* GIVEN DATA:
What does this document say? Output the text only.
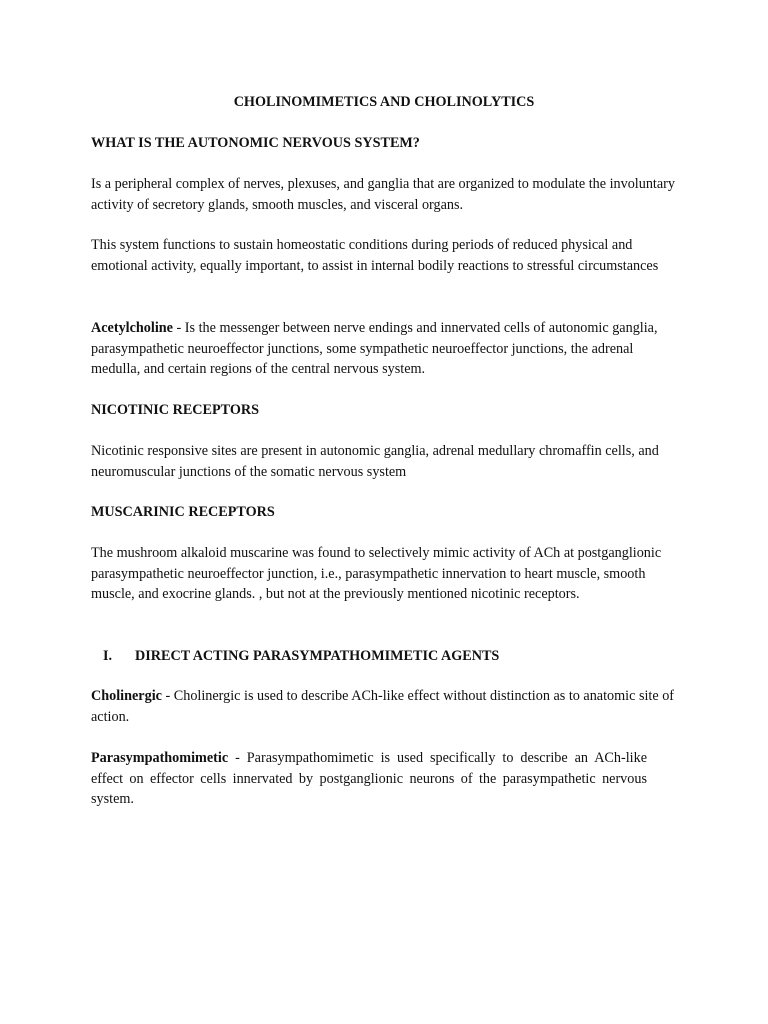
CHOLINOMIMETICS AND CHOLINOLYTICS

WHAT IS THE AUTONOMIC NERVOUS SYSTEM?

Is a peripheral complex of nerves, plexuses, and ganglia that are organized to modulate the involuntary activity of secretory glands, smooth muscles, and visceral organs.

This system functions to sustain homeostatic conditions during periods of reduced physical and emotional activity, equally important, to assist in internal bodily reactions to stressful circumstances

Acetylcholine - Is the messenger between nerve endings and innervated cells of autonomic ganglia, parasympathetic neuroeffector junctions, some sympathetic neuroeffector junctions, the adrenal medulla, and certain regions of the central nervous system.

NICOTINIC RECEPTORS

Nicotinic responsive sites are present in autonomic ganglia, adrenal medullary chromaffin cells, and neuromuscular junctions of the somatic nervous system

MUSCARINIC RECEPTORS

The mushroom alkaloid muscarine was found to selectively mimic activity of ACh at postganglionic parasympathetic neuroeffector junction, i.e., parasympathetic innervation to heart muscle, smooth muscle, and exocrine glands. , but not at the previously mentioned nicotinic receptors.

I. DIRECT ACTING PARASYMPATHOMIMETIC AGENTS

Cholinergic - Cholinergic is used to describe ACh-like effect without distinction as to anatomic site of action.

Parasympathomimetic - Parasympathomimetic is used specifically to describe an ACh-like effect on effector cells innervated by postganglionic neurons of the parasympathetic nervous system.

* EXERCISE: Reproduce the listing exactly. The pictures are to be omitted.

* WRITTEN RESPONSE:
What does this document say? Output the text only.
CHOLINOMIMETICS AND CHOLINOLYTICS

WHAT IS THE AUTONOMIC NERVOUS SYSTEM?

Is a peripheral complex of nerves, plexuses, and ganglia that are organized to modulate the involuntary activity of secretory glands, smooth muscles, and visceral organs.

This system functions to sustain homeostatic conditions during periods of reduced physical and emotional activity, equally important, to assist in internal bodily reactions to stressful circumstances

Acetylcholine - Is the messenger between nerve endings and innervated cells of autonomic ganglia, parasympathetic neuroeffector junctions, some sympathetic neuroeffector junctions, the adrenal medulla, and certain regions of the central nervous system.

NICOTINIC RECEPTORS

Nicotinic responsive sites are present in autonomic ganglia, adrenal medullary chromaffin cells, and neuromuscular junctions of the somatic nervous system

MUSCARINIC RECEPTORS

The mushroom alkaloid muscarine was found to selectively mimic activity of ACh at postganglionic parasympathetic neuroeffector junction, i.e., parasympathetic innervation to heart muscle, smooth muscle, and exocrine glands. , but not at the previously mentioned nicotinic receptors.

I. DIRECT ACTING PARASYMPATHOMIMETIC AGENTS

Cholinergic - Cholinergic is used to describe ACh-like effect without distinction as to anatomic site of action.

Parasympathomimetic - Parasympathomimetic is used specifically to describe an ACh-like effect on effector cells innervated by postganglionic neurons of the parasympathetic nervous system.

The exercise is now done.